DATA ROWS —
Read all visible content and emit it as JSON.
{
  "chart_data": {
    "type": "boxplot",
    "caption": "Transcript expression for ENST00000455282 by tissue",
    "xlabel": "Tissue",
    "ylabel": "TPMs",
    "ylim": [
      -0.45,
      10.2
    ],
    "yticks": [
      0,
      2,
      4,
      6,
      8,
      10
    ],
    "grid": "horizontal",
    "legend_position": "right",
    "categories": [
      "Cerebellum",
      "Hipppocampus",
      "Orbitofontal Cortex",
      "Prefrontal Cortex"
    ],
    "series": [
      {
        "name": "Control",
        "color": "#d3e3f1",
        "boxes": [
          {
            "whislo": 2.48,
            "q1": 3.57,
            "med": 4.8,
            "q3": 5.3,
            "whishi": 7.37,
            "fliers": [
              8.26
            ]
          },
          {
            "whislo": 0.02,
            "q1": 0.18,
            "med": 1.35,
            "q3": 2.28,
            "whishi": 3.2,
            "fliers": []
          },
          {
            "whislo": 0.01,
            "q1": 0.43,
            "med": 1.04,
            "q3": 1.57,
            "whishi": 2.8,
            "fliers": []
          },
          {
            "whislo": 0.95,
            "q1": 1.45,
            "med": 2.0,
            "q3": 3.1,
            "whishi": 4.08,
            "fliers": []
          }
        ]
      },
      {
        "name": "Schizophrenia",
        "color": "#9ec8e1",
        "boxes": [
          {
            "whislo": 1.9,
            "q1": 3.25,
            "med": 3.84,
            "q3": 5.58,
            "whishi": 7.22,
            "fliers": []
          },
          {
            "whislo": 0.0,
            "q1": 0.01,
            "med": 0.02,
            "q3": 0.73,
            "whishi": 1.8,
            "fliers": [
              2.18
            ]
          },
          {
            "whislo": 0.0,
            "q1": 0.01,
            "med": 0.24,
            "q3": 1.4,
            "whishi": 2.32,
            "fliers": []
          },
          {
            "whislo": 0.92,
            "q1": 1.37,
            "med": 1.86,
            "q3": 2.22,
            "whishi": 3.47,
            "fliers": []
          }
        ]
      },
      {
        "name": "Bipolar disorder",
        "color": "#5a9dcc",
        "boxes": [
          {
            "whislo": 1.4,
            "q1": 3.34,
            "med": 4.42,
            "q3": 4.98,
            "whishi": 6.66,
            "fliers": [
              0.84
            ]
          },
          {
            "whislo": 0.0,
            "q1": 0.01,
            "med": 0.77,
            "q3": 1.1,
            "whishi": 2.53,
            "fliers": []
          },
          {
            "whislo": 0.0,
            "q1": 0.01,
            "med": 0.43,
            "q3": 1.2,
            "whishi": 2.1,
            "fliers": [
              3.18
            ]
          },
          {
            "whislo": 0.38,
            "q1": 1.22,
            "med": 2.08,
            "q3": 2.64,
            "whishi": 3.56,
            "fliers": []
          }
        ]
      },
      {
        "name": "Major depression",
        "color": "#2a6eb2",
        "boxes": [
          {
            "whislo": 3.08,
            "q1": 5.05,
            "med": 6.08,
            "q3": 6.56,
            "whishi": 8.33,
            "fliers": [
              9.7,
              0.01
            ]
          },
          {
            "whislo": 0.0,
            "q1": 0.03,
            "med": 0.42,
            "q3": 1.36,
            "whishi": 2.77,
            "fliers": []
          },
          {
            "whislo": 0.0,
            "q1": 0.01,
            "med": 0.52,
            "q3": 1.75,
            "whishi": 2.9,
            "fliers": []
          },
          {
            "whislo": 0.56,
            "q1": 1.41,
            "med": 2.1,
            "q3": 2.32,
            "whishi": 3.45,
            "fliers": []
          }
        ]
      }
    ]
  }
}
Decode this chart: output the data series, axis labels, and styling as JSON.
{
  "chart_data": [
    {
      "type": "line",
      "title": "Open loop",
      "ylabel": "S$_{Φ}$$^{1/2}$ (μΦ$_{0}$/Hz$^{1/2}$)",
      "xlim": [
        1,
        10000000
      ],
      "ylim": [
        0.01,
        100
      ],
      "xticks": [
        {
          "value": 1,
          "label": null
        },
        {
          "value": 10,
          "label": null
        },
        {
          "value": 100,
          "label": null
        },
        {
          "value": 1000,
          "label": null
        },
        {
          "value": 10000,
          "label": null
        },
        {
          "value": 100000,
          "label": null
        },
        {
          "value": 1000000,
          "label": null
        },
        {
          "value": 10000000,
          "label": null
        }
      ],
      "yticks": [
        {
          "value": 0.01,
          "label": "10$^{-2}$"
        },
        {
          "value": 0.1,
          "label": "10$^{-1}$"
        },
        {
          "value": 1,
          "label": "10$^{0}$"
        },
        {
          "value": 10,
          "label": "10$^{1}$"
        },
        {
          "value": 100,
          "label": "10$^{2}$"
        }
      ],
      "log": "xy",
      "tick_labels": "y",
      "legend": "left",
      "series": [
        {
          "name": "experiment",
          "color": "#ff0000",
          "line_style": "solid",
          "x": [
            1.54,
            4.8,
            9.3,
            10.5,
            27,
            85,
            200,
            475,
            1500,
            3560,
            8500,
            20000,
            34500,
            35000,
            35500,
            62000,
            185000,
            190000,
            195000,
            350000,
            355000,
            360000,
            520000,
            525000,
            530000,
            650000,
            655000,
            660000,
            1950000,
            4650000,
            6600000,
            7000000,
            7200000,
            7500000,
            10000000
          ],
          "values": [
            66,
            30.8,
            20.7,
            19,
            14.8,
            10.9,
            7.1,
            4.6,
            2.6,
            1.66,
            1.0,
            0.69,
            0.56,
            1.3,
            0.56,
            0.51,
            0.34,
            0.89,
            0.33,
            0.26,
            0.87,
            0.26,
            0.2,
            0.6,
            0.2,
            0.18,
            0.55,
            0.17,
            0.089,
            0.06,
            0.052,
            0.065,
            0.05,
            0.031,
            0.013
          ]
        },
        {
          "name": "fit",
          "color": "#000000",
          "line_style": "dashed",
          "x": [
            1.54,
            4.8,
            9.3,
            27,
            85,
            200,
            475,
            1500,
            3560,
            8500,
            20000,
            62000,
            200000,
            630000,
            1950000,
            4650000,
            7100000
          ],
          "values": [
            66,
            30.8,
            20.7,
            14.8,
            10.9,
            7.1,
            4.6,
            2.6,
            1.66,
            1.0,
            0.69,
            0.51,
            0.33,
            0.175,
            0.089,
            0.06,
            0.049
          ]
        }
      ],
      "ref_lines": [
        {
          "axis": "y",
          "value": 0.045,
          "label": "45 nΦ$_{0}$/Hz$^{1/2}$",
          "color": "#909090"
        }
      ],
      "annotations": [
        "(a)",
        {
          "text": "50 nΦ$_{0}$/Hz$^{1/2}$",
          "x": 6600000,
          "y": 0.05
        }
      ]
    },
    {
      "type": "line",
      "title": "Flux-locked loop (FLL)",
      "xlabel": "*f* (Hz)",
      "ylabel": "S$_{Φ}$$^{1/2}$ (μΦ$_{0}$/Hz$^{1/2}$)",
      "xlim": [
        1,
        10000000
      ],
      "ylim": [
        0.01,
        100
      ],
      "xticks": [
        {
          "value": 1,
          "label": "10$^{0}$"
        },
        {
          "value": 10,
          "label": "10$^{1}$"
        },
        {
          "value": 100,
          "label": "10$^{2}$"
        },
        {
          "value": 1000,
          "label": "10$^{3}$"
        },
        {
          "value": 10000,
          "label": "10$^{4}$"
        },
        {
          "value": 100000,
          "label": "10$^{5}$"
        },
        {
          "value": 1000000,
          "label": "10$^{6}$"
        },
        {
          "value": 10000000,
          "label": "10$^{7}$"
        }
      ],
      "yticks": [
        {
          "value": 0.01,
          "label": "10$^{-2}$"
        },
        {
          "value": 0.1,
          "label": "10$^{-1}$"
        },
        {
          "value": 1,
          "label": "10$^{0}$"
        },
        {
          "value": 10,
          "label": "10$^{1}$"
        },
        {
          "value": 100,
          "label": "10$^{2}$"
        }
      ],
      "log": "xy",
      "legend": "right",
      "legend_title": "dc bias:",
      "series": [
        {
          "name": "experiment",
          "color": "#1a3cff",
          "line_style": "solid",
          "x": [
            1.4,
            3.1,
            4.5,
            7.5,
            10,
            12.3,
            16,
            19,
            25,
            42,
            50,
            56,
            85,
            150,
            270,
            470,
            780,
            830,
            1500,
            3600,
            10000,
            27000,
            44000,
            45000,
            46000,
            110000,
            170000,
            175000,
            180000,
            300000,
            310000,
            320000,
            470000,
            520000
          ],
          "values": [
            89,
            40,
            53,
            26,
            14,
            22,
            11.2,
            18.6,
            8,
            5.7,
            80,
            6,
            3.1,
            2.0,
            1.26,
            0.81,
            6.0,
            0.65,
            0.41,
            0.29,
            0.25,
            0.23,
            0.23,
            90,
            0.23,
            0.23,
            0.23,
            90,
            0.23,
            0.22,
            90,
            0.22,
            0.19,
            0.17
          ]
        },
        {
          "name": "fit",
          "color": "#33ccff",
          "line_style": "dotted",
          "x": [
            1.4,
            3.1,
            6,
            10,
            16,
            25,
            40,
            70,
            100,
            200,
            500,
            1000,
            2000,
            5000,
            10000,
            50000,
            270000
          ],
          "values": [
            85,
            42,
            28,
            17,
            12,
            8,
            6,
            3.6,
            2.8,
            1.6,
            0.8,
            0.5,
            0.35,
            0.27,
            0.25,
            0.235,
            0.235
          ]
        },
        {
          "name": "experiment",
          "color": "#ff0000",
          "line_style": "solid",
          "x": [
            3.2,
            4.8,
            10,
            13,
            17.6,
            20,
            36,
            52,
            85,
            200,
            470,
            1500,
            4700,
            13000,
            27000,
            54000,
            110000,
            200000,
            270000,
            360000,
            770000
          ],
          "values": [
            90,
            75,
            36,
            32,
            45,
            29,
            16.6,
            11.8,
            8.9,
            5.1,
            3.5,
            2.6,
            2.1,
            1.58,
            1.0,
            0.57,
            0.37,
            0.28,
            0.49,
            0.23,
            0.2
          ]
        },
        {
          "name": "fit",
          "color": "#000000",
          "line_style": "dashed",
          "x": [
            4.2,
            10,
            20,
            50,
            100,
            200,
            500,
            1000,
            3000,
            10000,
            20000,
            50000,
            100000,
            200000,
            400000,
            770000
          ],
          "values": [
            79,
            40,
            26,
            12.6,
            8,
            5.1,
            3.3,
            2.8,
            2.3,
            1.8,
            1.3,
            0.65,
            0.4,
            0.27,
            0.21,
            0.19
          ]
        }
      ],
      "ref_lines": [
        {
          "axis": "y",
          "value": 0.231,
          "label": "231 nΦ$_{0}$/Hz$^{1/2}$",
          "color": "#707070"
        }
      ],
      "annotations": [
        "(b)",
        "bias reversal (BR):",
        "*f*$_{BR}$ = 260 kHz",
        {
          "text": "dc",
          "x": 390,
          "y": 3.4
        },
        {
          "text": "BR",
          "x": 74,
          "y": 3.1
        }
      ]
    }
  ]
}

PROBLEM TO WORK ON —
Search the entries for "Cortex" and copy out each line that has it.

ANSWER FOR THIS EXERCISE —
      "Orbitofontal Cortex",
      "Prefrontal Cortex"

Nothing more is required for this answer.